WRITTEN REQUEST | From the entries below, copy out every line with "Victor" in it.

───── DATASET ENTRIES ─────

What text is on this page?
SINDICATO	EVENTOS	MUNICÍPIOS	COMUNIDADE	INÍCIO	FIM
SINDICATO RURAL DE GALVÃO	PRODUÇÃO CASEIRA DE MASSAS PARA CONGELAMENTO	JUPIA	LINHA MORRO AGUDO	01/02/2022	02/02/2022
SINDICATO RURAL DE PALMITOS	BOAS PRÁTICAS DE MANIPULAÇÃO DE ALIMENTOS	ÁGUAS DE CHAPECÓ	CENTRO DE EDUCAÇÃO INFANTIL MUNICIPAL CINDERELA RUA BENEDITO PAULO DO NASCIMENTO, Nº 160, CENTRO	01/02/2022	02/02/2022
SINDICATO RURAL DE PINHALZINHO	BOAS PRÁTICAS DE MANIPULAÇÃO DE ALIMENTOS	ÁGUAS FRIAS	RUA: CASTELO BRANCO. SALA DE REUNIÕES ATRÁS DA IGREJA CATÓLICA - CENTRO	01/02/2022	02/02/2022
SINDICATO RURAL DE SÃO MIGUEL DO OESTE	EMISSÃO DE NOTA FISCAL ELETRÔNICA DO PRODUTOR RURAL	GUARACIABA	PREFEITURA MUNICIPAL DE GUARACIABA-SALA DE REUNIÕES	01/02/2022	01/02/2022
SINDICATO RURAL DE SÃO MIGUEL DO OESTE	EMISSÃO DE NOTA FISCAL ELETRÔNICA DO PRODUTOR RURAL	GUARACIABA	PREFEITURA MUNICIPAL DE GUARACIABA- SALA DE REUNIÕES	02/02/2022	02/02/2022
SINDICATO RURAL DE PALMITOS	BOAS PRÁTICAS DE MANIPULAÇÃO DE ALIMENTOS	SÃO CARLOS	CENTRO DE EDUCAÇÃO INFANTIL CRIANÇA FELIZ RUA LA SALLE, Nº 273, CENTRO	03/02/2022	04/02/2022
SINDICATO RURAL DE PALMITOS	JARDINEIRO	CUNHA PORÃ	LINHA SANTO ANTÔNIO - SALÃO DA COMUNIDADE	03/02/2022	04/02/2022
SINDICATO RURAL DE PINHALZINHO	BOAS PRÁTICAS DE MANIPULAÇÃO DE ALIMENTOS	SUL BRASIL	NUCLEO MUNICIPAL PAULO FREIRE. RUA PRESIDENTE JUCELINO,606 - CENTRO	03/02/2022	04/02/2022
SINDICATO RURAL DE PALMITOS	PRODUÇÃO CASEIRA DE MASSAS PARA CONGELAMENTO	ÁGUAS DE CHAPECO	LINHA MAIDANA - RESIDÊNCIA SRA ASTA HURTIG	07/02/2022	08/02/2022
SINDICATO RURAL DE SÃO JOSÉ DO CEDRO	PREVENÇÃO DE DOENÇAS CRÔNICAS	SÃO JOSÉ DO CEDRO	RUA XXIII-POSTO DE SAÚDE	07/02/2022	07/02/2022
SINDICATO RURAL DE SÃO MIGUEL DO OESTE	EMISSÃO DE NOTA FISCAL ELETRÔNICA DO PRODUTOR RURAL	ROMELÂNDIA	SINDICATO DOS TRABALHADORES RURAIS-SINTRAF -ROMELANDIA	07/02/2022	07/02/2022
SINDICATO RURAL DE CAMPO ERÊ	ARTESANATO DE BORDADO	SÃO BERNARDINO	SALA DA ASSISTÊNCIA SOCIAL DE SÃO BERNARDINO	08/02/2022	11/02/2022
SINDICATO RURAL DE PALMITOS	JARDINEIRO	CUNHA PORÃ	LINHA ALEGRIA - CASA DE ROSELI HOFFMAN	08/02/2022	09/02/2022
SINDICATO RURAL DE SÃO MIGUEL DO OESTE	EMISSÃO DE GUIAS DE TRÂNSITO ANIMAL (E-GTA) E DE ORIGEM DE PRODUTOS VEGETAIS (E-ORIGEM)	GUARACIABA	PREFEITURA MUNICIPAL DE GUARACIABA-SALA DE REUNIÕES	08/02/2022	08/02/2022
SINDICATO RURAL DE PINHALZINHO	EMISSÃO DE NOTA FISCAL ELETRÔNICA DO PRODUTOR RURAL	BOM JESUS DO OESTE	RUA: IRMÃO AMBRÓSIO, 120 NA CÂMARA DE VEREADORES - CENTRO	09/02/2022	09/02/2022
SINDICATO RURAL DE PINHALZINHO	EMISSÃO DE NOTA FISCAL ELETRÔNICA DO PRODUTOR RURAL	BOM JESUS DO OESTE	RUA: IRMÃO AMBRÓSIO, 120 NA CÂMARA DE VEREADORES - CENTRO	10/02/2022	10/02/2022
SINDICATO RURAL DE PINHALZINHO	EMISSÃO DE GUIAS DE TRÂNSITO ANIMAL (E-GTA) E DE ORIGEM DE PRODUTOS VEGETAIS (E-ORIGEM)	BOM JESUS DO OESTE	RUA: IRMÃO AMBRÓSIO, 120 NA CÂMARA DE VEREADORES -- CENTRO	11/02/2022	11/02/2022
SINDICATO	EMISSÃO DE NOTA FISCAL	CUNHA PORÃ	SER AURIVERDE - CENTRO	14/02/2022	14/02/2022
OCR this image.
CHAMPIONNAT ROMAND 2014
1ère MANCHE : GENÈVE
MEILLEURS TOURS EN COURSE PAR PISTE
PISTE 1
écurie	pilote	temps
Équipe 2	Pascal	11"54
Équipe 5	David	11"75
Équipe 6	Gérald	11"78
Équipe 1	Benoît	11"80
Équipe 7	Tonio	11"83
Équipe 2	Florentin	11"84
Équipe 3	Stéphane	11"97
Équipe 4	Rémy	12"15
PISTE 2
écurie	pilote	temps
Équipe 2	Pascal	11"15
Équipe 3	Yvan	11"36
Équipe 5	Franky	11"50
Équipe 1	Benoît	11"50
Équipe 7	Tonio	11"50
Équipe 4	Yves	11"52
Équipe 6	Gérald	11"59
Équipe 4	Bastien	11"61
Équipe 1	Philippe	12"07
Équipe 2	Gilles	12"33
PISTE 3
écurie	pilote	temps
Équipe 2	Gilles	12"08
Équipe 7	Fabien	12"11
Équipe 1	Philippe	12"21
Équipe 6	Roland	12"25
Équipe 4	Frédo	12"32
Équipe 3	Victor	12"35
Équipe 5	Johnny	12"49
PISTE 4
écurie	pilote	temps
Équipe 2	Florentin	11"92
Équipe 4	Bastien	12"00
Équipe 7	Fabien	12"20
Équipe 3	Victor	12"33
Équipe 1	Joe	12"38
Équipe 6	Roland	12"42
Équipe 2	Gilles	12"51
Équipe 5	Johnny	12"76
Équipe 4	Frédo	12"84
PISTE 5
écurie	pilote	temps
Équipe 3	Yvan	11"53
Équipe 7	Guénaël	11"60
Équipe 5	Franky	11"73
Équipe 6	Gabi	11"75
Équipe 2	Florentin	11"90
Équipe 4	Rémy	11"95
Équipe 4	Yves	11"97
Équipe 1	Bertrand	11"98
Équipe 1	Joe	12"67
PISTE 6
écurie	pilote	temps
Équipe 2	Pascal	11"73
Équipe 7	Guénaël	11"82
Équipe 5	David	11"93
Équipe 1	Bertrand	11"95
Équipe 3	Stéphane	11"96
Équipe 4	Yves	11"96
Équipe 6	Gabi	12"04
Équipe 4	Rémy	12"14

─────

EXERCISE RESULT |
Équipe 3	Victor	12"35
Équipe 3	Victor	12"33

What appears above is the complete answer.